Text passage:
-- start --

With the Bank of Japan Policy Board Meeting scheduled for later tonight, the euro is up 3.29 points to 129.53 against the yen. While a 25bp cut is expected to the current 0.50% Japanese rates, economists from Barclays Capital believe that will not necessarily be the case.

“According to our macro-quantitative model, a cut of that size would boost real GDP by 0.12% in the first year and 0.14% in the second year,” they wrote, arguing a boost of that size is relatively insignificant. “Whether this should be used at tomorrow’s meeting, leaving very limited room for further cuts, is the issue that the Policy Board members must wrestle with. In our view, this presents a high “psychological” hurdle to any decision to cut rates.”

EUR/USD up 0.0174 to 1.3134.
EUR/CAD down 0.0179 to 1.5682.
EUR/GBP down 0.0019 to 0.7897.
EUR/JPY up 3.29 points to 129.53.

All data taken at 6:48 a.m. EDT.

Australian Dollar Sees One-Week High After RBA’s Battellino Gives Upbeat Speech

Australian dollar hit a one-week high above 66 cents against the U.S. dollar after Reserve Bank of Australia’s (RBA) Deputy Governor Ric Battellino gave a positive speech on the outlook for the domestic economy.

Su-Lin Ong, economist with RBC Capital Markets said the speech was buoyant for the Australian dollar, with Battellino saying there was “no line in the sand” for the Aussie currency and the RBA’s policy of intervention in forex markets during volatile times would continue. “The A$ rose 70 points during the Deputy Governor’s speech,” she said.

Battellino also said inflation levels in Australia could restrict the bank’s ability to cut interest rates further. He said growth could remain muted for the next two years, and unemployment will rise, but that it’s important to stay positive, given that Australia’s fundamentals are healthy.

Tomorrow, markets will receive another speech from the RBA, this time from assistant governor Guy Debelle on “Market Operations in the Past Year.”

The RBA will also release private sector credit figures for September. Shortly after, the Housing Industry Association will be releasing new home sales for September.

The euro was down 0.0125 to 1.9267 against the Australian dollar.

-- end --

Entries provided:
-- start --

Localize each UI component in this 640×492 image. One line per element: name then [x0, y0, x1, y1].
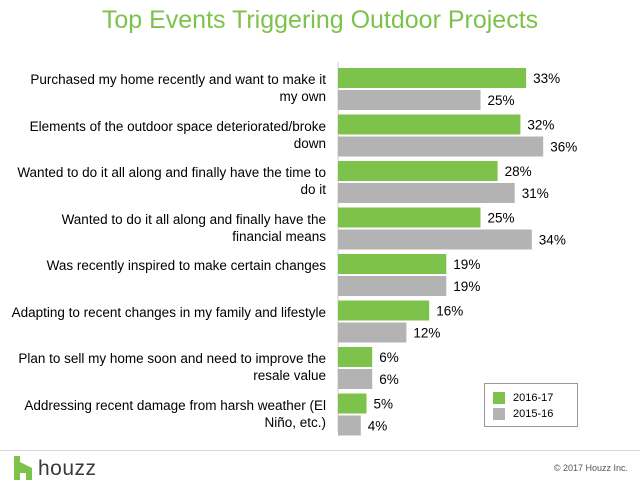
bar-2015-16 [338, 369, 373, 389]
data-label-2015-16: 6% [379, 372, 399, 387]
data-label-2015-16: 36% [550, 140, 577, 155]
legend-swatch-2015-16 [493, 408, 505, 420]
data-label-2016-17: 6% [379, 350, 399, 365]
bar-2016-17 [338, 161, 498, 181]
legend: 2016-17 2015-16 [484, 383, 578, 427]
bar-2015-16 [338, 229, 532, 250]
data-label-2016-17: 5% [374, 397, 394, 412]
data-label-2015-16: 25% [488, 93, 515, 108]
data-label-2015-16: 19% [453, 279, 480, 294]
category-label: Plan to sell my home soon and need to im… [18, 351, 326, 383]
data-label-2016-17: 33% [533, 71, 560, 86]
data-label-2016-17: 32% [527, 118, 554, 133]
bar-2016-17 [338, 114, 521, 135]
category-label: Elements of the outdoor space deteriorat… [29, 118, 326, 151]
data-label-2015-16: 4% [368, 419, 388, 434]
bar-2015-16 [338, 183, 515, 203]
legend-label-2016-17: 2016-17 [513, 392, 554, 404]
legend-swatch-2016-17 [493, 392, 505, 404]
data-label-2015-16: 12% [413, 326, 440, 341]
footer-divider [0, 450, 640, 451]
bar-2015-16 [338, 276, 447, 296]
legend-label-2015-16: 2015-16 [513, 408, 554, 420]
bar-2015-16 [338, 90, 481, 110]
bar-2016-17 [338, 254, 447, 274]
copyright-notice: © 2017 Houzz Inc. [553, 463, 628, 473]
data-label-2016-17: 19% [453, 257, 480, 272]
houzz-logo-text: houzz [38, 457, 97, 480]
category-label: Adapting to recent changes in my family … [11, 304, 326, 320]
bar-2016-17 [338, 68, 527, 88]
category-label: Was recently inspired to make certain ch… [46, 258, 326, 273]
chart-title: Top Events Triggering Outdoor Projects [101, 6, 539, 34]
houzz-logo-icon [14, 456, 32, 480]
bar-2016-17 [338, 347, 373, 367]
bar-2015-16 [338, 136, 544, 157]
bar-2016-17 [338, 207, 481, 228]
bar-2016-17 [338, 300, 430, 321]
bar-2015-16 [338, 415, 361, 436]
data-label-2016-17: 28% [505, 164, 532, 179]
category-label: Purchased my home recently and want to m… [30, 72, 326, 104]
bar-2016-17 [338, 393, 367, 414]
data-label-2016-17: 25% [488, 211, 515, 226]
data-label-2016-17: 16% [436, 304, 463, 319]
bar-chart: 33% 25% 32% 36% 28% 31% 25% 34% 19% 19% 16% 12% 6% 6%… [337, 62, 577, 436]
category-label: Wanted to do it all along and finally ha… [17, 165, 326, 197]
category-label: Wanted to do it all along and finally ha… [61, 211, 326, 244]
bar-2015-16 [338, 322, 407, 343]
category-label: Addressing recent damage from harsh weat… [24, 397, 326, 430]
data-label-2015-16: 31% [522, 186, 549, 201]
data-label-2015-16: 34% [539, 233, 566, 248]
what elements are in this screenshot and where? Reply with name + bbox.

-- end --

Problems and tasks:
[a] Answer these questions from the forex report:
(i) What is the current Japanese interest rate?
(ii) At what time was all the currency data taken?
(iii) Who will give tomorrow's RBA speech, and on what topic?
[b] Can you retype the forex report word for word, from "Australian Dollar Sees" down to "the domestic economy."?
[c] According to the forex report, why do the Barclays Capital economists doubt that the Bank of Japan will necessarily cut rates? Answer in one to three sentences.
You won't need the lines for any of this.

Expected answers:
[a]
(i) 0.50%
(ii) 6:48 a.m. EDT
(iii) Assistant governor Guy Debelle, on "Market Operations in the Past Year."

[b]
Australian Dollar Sees One-Week High After RBA’s Battellino Gives Upbeat Speech

Australian dollar hit a one-week high above 66 cents against the U.S. dollar after Reserve Bank of Australia’s (RBA) Deputy Governor Ric Battellino gave a positive speech on the outlook for the domestic economy.

[c] Their model shows that a 25bp cut would raise real GDP by only 0.12% in the first year and 0.14% in the second, a relatively insignificant boost. Making that cut would also leave very limited room for further cuts, which they see as a high "psychological" hurdle to any decision to cut.